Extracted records
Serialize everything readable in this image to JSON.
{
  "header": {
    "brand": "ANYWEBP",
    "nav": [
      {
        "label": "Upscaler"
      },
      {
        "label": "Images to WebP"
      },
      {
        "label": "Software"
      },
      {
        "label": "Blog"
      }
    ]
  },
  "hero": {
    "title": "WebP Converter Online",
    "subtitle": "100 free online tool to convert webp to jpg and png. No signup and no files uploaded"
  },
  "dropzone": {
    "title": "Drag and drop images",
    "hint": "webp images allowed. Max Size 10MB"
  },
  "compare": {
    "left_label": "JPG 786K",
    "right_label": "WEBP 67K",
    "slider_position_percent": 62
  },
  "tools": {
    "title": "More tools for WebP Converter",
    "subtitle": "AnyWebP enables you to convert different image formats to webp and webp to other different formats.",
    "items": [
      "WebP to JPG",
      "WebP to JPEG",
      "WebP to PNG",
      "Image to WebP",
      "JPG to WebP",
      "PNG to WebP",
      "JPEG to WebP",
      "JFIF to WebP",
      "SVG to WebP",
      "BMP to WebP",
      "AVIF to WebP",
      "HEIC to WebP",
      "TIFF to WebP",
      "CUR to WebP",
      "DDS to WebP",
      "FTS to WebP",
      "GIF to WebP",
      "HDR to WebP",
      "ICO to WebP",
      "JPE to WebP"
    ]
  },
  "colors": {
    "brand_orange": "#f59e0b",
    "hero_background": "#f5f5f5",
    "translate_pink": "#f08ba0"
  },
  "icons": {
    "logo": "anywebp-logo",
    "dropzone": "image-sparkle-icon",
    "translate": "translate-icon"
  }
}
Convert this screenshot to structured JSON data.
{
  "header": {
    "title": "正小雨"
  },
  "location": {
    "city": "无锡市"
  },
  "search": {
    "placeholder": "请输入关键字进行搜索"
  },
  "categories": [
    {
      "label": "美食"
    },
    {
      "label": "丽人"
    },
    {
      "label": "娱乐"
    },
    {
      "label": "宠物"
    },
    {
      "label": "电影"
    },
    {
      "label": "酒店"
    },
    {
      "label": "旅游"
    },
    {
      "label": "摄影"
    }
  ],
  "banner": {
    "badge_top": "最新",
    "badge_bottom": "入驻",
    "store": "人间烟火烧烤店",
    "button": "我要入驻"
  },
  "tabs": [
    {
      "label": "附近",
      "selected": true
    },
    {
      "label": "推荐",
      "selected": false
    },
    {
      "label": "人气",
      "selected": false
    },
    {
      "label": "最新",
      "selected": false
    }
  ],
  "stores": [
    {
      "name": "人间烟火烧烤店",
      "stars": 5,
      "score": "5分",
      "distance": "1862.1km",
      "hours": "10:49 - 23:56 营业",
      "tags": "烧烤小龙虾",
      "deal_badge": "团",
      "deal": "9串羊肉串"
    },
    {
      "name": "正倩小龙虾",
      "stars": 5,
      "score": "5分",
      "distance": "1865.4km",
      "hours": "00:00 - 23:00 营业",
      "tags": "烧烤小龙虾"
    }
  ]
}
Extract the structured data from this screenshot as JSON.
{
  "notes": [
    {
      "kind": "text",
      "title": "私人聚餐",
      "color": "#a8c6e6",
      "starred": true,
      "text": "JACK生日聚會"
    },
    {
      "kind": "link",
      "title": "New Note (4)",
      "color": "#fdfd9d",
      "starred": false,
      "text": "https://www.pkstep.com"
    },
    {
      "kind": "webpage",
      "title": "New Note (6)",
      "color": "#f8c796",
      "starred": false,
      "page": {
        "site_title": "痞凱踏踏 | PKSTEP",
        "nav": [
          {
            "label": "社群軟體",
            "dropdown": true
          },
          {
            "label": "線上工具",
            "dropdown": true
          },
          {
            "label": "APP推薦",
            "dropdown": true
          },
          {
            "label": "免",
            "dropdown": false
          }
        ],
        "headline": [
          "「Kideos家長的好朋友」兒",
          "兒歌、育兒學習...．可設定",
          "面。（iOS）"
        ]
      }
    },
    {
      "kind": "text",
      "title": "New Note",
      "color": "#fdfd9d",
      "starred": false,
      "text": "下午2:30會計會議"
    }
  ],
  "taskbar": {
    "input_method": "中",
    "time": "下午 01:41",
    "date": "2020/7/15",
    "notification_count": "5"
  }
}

TASK PROMPT:
Read the entries above, then pull out the lines that include "dropzone".

THE ANSWER:
  "dropzone": {
    "dropzone": "image-sparkle-icon",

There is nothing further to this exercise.